## [Provided data]
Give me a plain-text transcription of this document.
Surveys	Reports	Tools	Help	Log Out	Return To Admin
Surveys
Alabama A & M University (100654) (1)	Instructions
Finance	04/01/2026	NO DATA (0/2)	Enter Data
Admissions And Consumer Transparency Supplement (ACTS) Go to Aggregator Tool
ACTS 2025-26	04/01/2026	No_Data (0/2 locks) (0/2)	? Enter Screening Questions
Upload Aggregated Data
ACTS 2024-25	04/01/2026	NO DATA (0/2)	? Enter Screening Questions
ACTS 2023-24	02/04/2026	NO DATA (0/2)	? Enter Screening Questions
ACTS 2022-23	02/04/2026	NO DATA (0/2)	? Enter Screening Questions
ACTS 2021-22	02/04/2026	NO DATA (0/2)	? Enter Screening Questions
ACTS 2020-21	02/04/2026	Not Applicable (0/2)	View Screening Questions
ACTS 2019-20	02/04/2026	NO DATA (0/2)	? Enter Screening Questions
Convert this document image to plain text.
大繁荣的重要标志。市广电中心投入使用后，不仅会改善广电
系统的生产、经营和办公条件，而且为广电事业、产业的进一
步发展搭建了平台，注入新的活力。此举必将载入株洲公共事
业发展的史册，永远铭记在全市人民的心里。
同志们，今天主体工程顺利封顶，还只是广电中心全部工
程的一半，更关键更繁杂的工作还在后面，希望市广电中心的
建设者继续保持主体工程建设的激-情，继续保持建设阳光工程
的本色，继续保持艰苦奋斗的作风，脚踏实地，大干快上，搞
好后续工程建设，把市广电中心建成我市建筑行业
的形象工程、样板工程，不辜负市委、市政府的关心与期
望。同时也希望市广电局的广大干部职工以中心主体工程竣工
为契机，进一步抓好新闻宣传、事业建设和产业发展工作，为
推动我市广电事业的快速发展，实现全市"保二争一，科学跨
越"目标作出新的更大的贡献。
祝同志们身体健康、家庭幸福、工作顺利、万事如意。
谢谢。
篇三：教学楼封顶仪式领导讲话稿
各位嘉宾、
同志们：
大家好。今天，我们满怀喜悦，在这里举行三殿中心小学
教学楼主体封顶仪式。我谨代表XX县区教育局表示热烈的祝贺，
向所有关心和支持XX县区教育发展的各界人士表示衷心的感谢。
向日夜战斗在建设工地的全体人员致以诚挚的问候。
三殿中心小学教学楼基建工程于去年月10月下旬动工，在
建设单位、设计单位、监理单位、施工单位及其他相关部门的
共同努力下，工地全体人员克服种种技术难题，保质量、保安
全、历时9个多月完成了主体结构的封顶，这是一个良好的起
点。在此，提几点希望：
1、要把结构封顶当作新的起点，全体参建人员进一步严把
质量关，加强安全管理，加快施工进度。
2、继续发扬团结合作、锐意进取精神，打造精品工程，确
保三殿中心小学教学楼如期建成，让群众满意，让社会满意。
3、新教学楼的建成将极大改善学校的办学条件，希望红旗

## [Directions]
Return each line in the records that holds the string "this".

## [The reply]
Give me a plain-text transcription of this document.
Convert this document image to plain text.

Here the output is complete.